• **TREŚĆ POLECENIA**:
Który radny według tekstu o Roku Kobiet w Tarnowie przedstawił Radzie list z protestem doktor Marii Żychowskiej?

Burza wokół Roku Kobiet

sesja 1 1

Kilkugodzinną dyskusję podczas sesji Rady Miejskiej wywołało zamieszczenie błyskawicy na profilu społecznościowym w kontekście uchwały miejskiej o ustanowieniu w Tarnowie Roku Kobiet.

Taki wpis umieścił na swoim profilu przewodniczący Rady Miejskiej Jakub Kwaśny. Pojawiły się głosy radnych, że przewodniczący wykorzystał uchwałę do celów politycznych.

Zdaniem radnych PiS uchwała o ustanowieniu roku 2021 Rokiem Kobiet w Tarnowie jest polityczna i populistyczna. Radni apelowali też, żeby nie mieszać do niej więźniarek obozu koncentracyjnego, których nazwiska znalazły się w uzasadnieniu uchwały.

Radny Stanisław Klimek przedstawił Radzie list z protestem doktor Marii Żychowskiej ws. włączenia nazwisk harcerek do uzasadnienia uchwały.

– W związku z niespodziewanym uchwaleniem w dniu 30 grudnia przez część Rady Miasta Roku Kobiet z załączonym przez pana znakiem błyskawicy jako powszechnie znanego wulgarnego symbolu kobiet żądających mordowania własnych dzieci przed urodzeniem, żądam usunięcia nazwisk w uchwale. Stefania Łącka i Józefa Kantor ratowały dzieci w trudnych warunkach obozowych, a nie zabijały.

Jak mówi Anna Krakowska, wykorzystano szlachetne intencje dla celów populistycznych, świadczy o tym zdecydowana reakcja stowarzyszenia Rodzina Więźniarek Niemieckiego Obozu Koncentracyjnego Ravensbrück, która podkreśliła sprzeczność dodanej grafiki błyskawicy z ideami więźniarek.

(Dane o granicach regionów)
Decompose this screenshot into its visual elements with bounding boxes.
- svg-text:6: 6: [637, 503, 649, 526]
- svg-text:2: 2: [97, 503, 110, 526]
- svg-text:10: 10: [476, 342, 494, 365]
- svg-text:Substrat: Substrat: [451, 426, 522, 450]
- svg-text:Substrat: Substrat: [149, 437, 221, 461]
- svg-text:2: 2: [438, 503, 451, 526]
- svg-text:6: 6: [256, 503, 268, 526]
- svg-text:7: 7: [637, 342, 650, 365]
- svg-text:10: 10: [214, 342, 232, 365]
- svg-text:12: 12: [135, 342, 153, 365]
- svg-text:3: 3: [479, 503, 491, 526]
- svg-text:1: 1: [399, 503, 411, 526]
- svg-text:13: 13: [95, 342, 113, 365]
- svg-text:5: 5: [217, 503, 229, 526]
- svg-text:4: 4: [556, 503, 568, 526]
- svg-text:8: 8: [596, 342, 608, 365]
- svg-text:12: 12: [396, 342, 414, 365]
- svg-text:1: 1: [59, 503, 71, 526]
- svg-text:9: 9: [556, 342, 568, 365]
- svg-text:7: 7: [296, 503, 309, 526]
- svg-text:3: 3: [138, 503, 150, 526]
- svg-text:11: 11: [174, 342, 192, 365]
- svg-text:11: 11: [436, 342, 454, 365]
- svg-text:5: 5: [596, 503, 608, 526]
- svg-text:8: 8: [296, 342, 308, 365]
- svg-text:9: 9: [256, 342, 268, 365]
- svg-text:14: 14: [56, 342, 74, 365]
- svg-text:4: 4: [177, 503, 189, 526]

• **OPRACOWANA ODPOWIEDŹ**:
List przedstawił radny Stanisław Klimek.